(INSTRUCTION 1):
Summarize the passage about the zookeeper's wife in two sentences.
(INSTRUCTION 2):
Arrange the stretch of the records from their first line through the line containing "payroll-bar xyxy=(518,238,522,268)" as a JSON list of strings, one string per line, leaving out blank lines.

(EXCERPTED TEXT):
Their son sleeps with two blond cubs cuddled gently around him. A long-nosed black and white furry badger clutches like a baby to a human. A dromedary, aka a one-humped camel, scurries humorously around the zoo grounds in free abandon.

This seemingly innocent film opens with a party that the zoo director’s wife is awkwardly hosting with her husband at their modest villa on the zoo grounds. As she drops something on the floor, chaos breaks out. One of the beloved elephants just gave birth, but the calf is not breathing. The bull elephant is bellowing and stomping the grounds.

As the guests trail after her, Antonina (Jessica Chastain) rushes to the elephant cow. Her first rule is calmness. Her soft, self-confident, affectionate nature towards the distressed mother elephant and bellowing bull introduces the audience to the essential character of Antonina Żabiński, the zookeeper’s wife. She is a spirit of safety.

As Antonina pacifies the mother, as she will later attempt with her Nazi nemesis, she is allowed to approach the new infant and unblock the air passage so that it can live. As Antonina instinctively and intelligently devises a way to save the elephant calf, she will ultimately work to save those who become encaged in the Warsaw Ghetto and in grave danger of death.

At the core of Antonina’s being is an uncanny sensitivity, possibly the result of being a child of trauma. Brought up in Russia, her parents were killed by the Bolsheviks in the early days of the Russian Revolution. Perhaps scarred by the terrors of mankind, she finds the animals in the zoo her closest friends.

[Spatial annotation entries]

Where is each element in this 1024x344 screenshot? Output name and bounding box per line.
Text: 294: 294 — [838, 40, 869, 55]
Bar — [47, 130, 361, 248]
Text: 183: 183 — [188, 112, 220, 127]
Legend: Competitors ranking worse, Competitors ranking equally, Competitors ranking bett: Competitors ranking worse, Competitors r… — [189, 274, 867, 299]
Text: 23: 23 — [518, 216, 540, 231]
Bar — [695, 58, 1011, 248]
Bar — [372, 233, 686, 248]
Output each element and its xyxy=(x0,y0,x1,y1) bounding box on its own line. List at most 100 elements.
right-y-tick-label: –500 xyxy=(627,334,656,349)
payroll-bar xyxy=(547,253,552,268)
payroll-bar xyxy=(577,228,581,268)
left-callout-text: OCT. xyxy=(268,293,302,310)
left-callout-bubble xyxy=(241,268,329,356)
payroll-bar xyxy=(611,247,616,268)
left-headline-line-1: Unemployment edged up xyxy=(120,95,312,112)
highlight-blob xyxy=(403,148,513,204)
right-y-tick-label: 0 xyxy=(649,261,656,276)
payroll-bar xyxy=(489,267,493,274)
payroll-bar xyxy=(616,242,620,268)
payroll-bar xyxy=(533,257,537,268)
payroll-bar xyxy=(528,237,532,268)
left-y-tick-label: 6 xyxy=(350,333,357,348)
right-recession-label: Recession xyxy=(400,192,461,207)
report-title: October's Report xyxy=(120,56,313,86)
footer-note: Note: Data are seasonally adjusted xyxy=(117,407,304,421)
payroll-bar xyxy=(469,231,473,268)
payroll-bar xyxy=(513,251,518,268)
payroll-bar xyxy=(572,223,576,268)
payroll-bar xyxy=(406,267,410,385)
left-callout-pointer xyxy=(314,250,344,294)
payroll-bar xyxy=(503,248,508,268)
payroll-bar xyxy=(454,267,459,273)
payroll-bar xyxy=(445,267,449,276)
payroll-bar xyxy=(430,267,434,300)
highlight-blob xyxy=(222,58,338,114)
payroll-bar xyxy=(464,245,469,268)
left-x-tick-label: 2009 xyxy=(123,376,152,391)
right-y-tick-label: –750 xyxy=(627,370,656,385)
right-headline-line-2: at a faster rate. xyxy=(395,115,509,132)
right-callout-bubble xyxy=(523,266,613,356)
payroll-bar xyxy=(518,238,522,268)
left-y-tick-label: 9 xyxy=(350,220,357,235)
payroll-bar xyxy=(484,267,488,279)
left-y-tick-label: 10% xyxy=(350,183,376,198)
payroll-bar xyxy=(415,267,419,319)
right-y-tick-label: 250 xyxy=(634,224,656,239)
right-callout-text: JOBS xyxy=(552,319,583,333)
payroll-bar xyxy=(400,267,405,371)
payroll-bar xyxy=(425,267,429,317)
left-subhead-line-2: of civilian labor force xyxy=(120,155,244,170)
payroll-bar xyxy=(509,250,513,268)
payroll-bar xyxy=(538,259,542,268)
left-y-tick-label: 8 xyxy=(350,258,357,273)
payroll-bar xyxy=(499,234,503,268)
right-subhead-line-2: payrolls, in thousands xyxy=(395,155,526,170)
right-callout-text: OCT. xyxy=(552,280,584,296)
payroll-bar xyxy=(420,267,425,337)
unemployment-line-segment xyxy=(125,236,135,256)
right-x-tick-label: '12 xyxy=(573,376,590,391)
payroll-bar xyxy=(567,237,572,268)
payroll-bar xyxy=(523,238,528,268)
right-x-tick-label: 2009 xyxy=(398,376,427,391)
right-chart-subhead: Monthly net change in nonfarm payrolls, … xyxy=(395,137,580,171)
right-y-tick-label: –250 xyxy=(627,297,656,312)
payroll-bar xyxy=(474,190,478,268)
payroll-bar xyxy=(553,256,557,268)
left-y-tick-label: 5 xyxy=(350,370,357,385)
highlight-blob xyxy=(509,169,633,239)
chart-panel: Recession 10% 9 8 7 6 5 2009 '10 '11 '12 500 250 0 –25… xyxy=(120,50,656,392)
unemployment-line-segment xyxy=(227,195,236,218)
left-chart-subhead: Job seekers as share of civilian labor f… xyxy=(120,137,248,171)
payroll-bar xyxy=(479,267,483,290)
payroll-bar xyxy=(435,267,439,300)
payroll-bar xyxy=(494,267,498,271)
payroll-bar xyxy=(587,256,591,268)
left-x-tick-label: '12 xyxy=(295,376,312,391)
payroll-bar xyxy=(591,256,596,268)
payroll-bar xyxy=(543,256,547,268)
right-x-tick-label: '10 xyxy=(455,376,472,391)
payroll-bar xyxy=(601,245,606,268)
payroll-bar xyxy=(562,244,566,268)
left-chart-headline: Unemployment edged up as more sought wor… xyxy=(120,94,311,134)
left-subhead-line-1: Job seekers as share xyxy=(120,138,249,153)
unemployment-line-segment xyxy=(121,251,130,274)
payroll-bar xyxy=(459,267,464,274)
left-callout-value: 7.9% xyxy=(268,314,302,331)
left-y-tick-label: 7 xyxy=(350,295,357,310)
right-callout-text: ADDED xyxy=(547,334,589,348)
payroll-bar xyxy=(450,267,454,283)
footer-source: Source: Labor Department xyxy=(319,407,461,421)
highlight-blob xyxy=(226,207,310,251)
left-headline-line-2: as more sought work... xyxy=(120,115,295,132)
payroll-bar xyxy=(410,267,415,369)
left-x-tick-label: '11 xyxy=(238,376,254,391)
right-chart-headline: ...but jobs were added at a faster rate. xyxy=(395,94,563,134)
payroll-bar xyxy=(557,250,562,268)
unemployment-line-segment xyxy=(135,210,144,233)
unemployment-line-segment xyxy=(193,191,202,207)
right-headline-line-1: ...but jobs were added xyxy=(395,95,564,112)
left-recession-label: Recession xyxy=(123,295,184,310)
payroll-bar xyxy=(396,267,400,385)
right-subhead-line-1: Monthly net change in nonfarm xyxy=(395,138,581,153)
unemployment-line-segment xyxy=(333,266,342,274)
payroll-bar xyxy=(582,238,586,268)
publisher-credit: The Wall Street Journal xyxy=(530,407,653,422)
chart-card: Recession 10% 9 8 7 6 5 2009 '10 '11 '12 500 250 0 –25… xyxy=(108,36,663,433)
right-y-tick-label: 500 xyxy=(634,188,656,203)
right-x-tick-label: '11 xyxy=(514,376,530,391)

(WRITTEN RESPONSE 1):
The film opens with a party at the zoo director's villa, where Antonina Żabiński calmly soothes a distressed elephant cow and clears the air passage of its newborn calf so that it can live. Her uncanny sensitivity may stem from a childhood of trauma, as her parents were killed by the Bolsheviks, and she finds the zoo animals her closest friends and will later work to save those in grave danger in the Warsaw Ghetto.

(WRITTEN RESPONSE 2):
[
  "Where is each element in this 1024x344 screenshot? Output name and bounding box per line.",
  "Text: 294: 294 — [838, 40, 869, 55]",
  "Bar — [47, 130, 361, 248]",
  "Text: 183: 183 — [188, 112, 220, 127]",
  "Legend: Competitors ranking worse, Competitors ranking equally, Competitors ranking bett: Competitors ranking worse, Competitors r… — [189, 274, 867, 299]",
  "Text: 23: 23 — [518, 216, 540, 231]",
  "Bar — [695, 58, 1011, 248]",
  "Bar — [372, 233, 686, 248]",
  "Output each element and its xyxy=(x0,y0,x1,y1) bounding box on its own line. List at most 100 elements.",
  "right-y-tick-label: –500 xyxy=(627,334,656,349)",
  "payroll-bar xyxy=(547,253,552,268)",
  "payroll-bar xyxy=(577,228,581,268)",
  "left-callout-text: OCT. xyxy=(268,293,302,310)",
  "left-callout-bubble xyxy=(241,268,329,356)",
  "payroll-bar xyxy=(611,247,616,268)",
  "left-headline-line-1: Unemployment edged up xyxy=(120,95,312,112)",
  "highlight-blob xyxy=(403,148,513,204)",
  "right-y-tick-label: 0 xyxy=(649,261,656,276)",
  "payroll-bar xyxy=(489,267,493,274)",
  "payroll-bar xyxy=(616,242,620,268)",
  "payroll-bar xyxy=(533,257,537,268)",
  "payroll-bar xyxy=(528,237,532,268)",
  "left-y-tick-label: 6 xyxy=(350,333,357,348)",
  "right-recession-label: Recession xyxy=(400,192,461,207)",
  "report-title: October's Report xyxy=(120,56,313,86)",
  "footer-note: Note: Data are seasonally adjusted xyxy=(117,407,304,421)",
  "payroll-bar xyxy=(469,231,473,268)",
  "payroll-bar xyxy=(513,251,518,268)",
  "payroll-bar xyxy=(572,223,576,268)",
  "payroll-bar xyxy=(406,267,410,385)",
  "left-callout-pointer xyxy=(314,250,344,294)",
  "payroll-bar xyxy=(503,248,508,268)",
  "payroll-bar xyxy=(454,267,459,273)",
  "payroll-bar xyxy=(445,267,449,276)",
  "payroll-bar xyxy=(430,267,434,300)",
  "highlight-blob xyxy=(222,58,338,114)",
  "payroll-bar xyxy=(464,245,469,268)",
  "left-x-tick-label: 2009 xyxy=(123,376,152,391)",
  "right-y-tick-label: –750 xyxy=(627,370,656,385)",
  "right-headline-line-2: at a faster rate. xyxy=(395,115,509,132)",
  "right-callout-bubble xyxy=(523,266,613,356)",
  "payroll-bar xyxy=(518,238,522,268)"
]